Only a number is wanted. Count the lines holding the string "Settings".

········

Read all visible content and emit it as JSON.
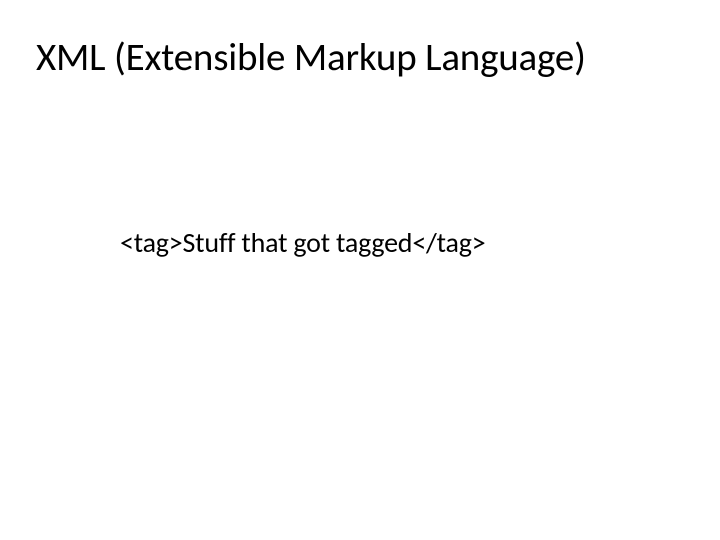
{
  "slide": {
    "title": "XML (Extensible Markup Language)",
    "body": "<tag>Stuff that got tagged</tag>"
  }
}
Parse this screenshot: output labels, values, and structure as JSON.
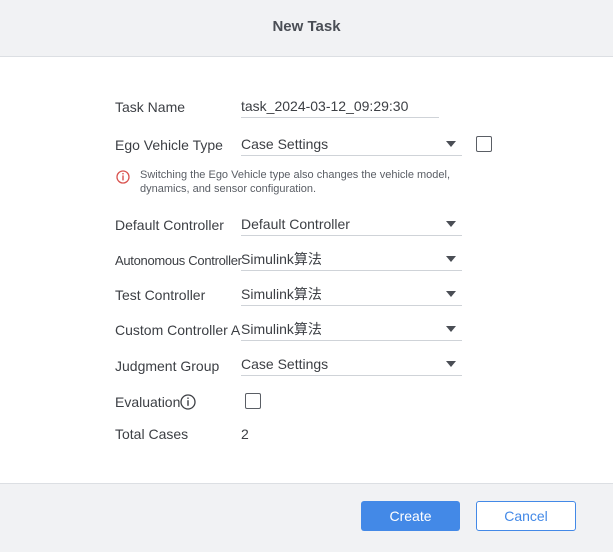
{
  "dialog": {
    "title": "New Task"
  },
  "form": {
    "task_name": {
      "label": "Task Name",
      "value": "task_2024-03-12_09:29:30"
    },
    "ego_vehicle_type": {
      "label": "Ego Vehicle Type",
      "value": "Case Settings",
      "checked": false,
      "hint": "Switching the Ego Vehicle type also changes the vehicle model, dynamics, and sensor configuration.",
      "hint_icon": "info-circle-icon",
      "hint_icon_color": "#d9534f"
    },
    "default_controller": {
      "label": "Default Controller",
      "value": "Default Controller"
    },
    "autonomous_controller": {
      "label": "Autonomous Controller",
      "value": "Simulink算法"
    },
    "test_controller": {
      "label": "Test Controller",
      "value": "Simulink算法"
    },
    "custom_controller_a": {
      "label": "Custom Controller A",
      "value": "Simulink算法"
    },
    "judgment_group": {
      "label": "Judgment Group",
      "value": "Case Settings"
    },
    "evaluation": {
      "label": "Evaluation",
      "checked": false,
      "info_icon": "info-circle-icon"
    },
    "total_cases": {
      "label": "Total Cases",
      "value": "2"
    }
  },
  "footer": {
    "create_label": "Create",
    "cancel_label": "Cancel"
  },
  "colors": {
    "accent": "#4389e7",
    "header_bg": "#f1f2f4"
  }
}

········

▶ SOLVED PROBLEM: 2